- [Required work]: Extract the rows from the line with "Localize all elements." to the line with "column-header-date-modified[interactable]: Date modified", both included, and reproduce them verbatim.

- [Exercise material]:
====

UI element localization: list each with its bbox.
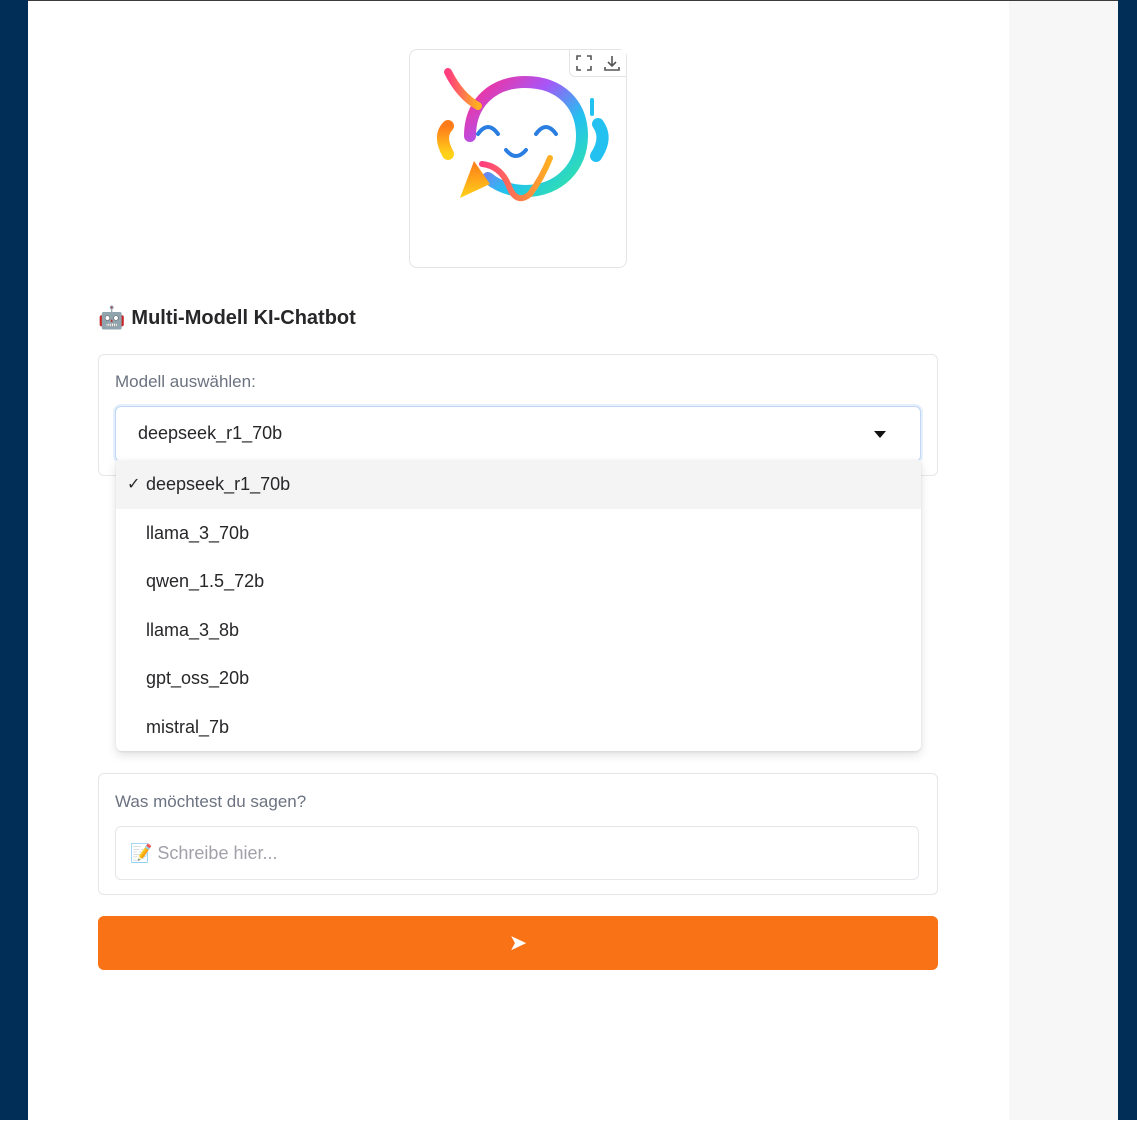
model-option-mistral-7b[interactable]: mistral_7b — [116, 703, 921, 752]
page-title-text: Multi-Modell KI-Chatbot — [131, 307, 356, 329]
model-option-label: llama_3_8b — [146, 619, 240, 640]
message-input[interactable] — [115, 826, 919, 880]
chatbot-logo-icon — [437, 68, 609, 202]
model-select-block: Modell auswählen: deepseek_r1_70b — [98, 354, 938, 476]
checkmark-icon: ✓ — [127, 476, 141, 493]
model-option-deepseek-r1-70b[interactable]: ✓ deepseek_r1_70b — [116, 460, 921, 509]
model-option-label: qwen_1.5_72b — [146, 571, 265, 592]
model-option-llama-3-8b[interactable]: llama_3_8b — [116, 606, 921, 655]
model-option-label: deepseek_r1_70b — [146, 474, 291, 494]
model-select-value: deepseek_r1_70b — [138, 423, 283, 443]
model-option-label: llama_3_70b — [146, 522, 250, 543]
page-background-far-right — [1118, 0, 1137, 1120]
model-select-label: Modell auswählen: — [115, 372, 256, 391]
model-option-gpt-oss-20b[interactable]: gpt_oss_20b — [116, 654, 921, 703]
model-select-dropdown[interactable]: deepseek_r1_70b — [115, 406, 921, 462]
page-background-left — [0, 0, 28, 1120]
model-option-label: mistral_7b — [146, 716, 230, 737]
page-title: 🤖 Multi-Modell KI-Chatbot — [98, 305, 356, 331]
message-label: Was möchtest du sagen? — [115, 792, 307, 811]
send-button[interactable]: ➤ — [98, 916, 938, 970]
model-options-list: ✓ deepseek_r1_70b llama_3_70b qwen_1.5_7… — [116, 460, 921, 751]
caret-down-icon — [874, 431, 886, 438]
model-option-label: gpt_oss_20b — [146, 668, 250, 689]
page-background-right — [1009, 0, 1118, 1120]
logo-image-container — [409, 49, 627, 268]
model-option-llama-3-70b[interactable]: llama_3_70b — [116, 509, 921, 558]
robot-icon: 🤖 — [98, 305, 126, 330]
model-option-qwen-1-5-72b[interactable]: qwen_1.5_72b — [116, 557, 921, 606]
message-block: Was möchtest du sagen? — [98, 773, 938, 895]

====

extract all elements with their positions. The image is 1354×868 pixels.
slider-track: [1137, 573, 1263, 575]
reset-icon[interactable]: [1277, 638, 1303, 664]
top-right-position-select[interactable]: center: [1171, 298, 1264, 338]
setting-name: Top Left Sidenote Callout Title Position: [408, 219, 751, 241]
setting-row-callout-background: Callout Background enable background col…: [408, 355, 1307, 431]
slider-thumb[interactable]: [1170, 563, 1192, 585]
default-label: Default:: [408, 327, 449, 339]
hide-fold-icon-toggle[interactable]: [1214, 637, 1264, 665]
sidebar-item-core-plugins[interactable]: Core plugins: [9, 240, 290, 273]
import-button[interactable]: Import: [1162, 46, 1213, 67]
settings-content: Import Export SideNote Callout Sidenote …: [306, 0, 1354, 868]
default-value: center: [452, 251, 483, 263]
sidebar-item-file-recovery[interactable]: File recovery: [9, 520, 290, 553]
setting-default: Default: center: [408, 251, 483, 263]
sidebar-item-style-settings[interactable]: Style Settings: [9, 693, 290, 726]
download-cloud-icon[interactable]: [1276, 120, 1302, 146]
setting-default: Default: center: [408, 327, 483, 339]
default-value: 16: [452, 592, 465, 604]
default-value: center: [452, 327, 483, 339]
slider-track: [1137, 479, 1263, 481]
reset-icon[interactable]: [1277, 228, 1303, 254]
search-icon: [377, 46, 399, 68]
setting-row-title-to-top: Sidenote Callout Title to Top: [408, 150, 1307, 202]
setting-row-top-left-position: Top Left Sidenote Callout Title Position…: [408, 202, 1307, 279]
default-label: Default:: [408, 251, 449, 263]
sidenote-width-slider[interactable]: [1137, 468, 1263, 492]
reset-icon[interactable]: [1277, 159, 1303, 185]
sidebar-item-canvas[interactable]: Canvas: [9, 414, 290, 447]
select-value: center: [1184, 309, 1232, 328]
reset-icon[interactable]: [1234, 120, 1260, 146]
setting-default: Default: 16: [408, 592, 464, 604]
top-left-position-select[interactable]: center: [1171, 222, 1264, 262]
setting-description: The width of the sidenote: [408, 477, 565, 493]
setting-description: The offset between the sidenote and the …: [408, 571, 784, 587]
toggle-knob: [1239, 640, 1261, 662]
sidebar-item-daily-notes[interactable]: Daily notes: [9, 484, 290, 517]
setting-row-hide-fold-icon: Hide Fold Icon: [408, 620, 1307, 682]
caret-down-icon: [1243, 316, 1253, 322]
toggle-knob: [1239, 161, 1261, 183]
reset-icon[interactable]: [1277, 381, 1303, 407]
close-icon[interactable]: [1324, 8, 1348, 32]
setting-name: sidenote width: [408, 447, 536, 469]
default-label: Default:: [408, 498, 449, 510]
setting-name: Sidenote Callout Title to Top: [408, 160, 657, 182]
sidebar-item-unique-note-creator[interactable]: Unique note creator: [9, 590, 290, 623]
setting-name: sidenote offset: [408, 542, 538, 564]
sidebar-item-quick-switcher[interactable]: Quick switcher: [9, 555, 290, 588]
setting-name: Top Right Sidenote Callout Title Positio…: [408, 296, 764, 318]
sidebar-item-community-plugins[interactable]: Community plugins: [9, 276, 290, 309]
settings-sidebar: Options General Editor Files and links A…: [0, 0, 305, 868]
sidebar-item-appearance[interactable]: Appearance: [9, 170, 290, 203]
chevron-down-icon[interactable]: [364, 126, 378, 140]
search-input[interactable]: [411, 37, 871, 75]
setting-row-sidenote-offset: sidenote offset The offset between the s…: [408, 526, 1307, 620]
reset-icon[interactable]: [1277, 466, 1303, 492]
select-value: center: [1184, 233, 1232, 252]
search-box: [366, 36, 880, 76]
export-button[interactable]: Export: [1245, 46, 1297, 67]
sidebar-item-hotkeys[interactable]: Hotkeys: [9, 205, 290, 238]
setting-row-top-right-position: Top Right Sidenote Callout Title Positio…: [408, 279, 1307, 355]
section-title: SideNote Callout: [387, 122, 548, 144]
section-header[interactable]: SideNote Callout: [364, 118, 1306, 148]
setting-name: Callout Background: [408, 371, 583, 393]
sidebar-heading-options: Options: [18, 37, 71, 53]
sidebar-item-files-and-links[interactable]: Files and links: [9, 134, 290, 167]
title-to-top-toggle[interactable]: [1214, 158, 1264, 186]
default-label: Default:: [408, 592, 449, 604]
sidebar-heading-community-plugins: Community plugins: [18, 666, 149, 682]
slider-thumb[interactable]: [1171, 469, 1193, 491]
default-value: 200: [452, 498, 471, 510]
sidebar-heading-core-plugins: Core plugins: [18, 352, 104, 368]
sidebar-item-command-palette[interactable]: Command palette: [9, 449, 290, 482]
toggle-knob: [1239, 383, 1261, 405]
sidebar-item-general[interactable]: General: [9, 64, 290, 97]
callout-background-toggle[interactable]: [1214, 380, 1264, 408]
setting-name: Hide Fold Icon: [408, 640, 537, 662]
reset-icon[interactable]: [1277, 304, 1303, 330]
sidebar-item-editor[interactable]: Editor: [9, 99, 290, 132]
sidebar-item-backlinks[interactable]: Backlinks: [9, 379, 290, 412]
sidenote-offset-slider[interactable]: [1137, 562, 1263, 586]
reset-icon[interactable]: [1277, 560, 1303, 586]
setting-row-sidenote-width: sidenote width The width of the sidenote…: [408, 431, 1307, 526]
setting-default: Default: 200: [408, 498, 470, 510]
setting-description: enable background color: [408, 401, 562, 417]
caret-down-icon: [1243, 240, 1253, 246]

====

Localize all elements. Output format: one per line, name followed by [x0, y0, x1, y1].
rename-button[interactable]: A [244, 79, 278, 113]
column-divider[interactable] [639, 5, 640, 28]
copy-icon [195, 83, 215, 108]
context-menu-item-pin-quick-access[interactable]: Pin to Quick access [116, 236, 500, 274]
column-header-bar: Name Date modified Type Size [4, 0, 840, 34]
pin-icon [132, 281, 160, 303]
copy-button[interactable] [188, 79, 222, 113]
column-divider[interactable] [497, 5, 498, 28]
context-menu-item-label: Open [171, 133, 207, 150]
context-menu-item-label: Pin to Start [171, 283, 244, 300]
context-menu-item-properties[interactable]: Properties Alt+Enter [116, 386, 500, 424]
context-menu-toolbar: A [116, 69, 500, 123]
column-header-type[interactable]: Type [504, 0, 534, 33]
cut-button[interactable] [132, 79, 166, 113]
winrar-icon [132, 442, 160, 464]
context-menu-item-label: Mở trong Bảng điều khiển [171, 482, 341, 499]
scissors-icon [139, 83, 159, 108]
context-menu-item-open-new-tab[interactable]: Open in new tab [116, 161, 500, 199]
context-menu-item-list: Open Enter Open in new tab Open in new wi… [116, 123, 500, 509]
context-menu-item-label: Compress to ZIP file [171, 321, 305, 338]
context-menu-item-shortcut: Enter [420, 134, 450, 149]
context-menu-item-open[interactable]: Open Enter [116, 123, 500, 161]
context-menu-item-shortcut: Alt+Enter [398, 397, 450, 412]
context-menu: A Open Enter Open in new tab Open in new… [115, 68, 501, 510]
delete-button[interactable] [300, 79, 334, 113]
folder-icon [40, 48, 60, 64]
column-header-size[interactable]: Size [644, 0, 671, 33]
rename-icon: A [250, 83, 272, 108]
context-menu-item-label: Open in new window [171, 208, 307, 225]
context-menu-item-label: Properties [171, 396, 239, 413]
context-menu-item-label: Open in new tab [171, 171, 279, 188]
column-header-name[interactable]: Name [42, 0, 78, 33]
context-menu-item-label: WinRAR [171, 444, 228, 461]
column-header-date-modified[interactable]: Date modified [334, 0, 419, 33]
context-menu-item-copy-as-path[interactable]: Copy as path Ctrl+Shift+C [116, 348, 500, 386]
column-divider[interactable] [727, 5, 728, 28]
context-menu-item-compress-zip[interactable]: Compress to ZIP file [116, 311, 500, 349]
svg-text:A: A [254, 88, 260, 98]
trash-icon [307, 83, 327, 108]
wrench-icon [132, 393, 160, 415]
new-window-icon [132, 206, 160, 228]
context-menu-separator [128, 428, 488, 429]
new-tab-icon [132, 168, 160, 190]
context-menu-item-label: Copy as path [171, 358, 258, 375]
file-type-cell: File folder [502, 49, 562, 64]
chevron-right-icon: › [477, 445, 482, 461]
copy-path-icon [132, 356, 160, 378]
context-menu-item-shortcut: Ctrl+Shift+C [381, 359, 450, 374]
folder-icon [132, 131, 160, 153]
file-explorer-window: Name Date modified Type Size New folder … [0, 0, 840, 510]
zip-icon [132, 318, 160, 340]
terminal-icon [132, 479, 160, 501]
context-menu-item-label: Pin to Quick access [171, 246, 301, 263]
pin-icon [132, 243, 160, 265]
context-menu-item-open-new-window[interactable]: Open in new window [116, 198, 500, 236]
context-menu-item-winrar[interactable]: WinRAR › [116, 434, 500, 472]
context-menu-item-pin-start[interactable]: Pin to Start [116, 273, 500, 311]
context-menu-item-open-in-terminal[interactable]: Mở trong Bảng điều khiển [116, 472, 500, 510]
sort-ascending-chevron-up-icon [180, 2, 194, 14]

====

- [Exercise answer]:
Localize all elements. Output format: one per line, name followed by [x0, y0, x1, y1].
rename-button[interactable]: A [244, 79, 278, 113]
column-divider[interactable] [639, 5, 640, 28]
copy-icon [195, 83, 215, 108]
context-menu-item-pin-quick-access[interactable]: Pin to Quick access [116, 236, 500, 274]
column-header-bar: Name Date modified Type Size [4, 0, 840, 34]
pin-icon [132, 281, 160, 303]
copy-button[interactable] [188, 79, 222, 113]
column-divider[interactable] [497, 5, 498, 28]
context-menu-item-label: Open [171, 133, 207, 150]
context-menu-item-label: Pin to Start [171, 283, 244, 300]
context-menu-item-properties[interactable]: Properties Alt+Enter [116, 386, 500, 424]
context-menu-toolbar: A [116, 69, 500, 123]
column-header-type[interactable]: Type [504, 0, 534, 33]
cut-button[interactable] [132, 79, 166, 113]
winrar-icon [132, 442, 160, 464]
context-menu-item-label: Mở trong Bảng điều khiển [171, 482, 341, 499]
scissors-icon [139, 83, 159, 108]
context-menu-item-open-new-tab[interactable]: Open in new tab [116, 161, 500, 199]
context-menu-item-list: Open Enter Open in new tab Open in new wi… [116, 123, 500, 509]
context-menu-item-label: Compress to ZIP file [171, 321, 305, 338]
context-menu-item-shortcut: Enter [420, 134, 450, 149]
context-menu-item-open[interactable]: Open Enter [116, 123, 500, 161]
context-menu-item-shortcut: Alt+Enter [398, 397, 450, 412]
context-menu: A Open Enter Open in new tab Open in new… [115, 68, 501, 510]
delete-button[interactable] [300, 79, 334, 113]
folder-icon [40, 48, 60, 64]
column-header-size[interactable]: Size [644, 0, 671, 33]
rename-icon: A [250, 83, 272, 108]
context-menu-item-label: Open in new window [171, 208, 307, 225]
context-menu-item-label: Properties [171, 396, 239, 413]
context-menu-item-label: Open in new tab [171, 171, 279, 188]
column-header-name[interactable]: Name [42, 0, 78, 33]
context-menu-item-label: WinRAR [171, 444, 228, 461]
column-header-date-modified[interactable]: Date modified [334, 0, 419, 33]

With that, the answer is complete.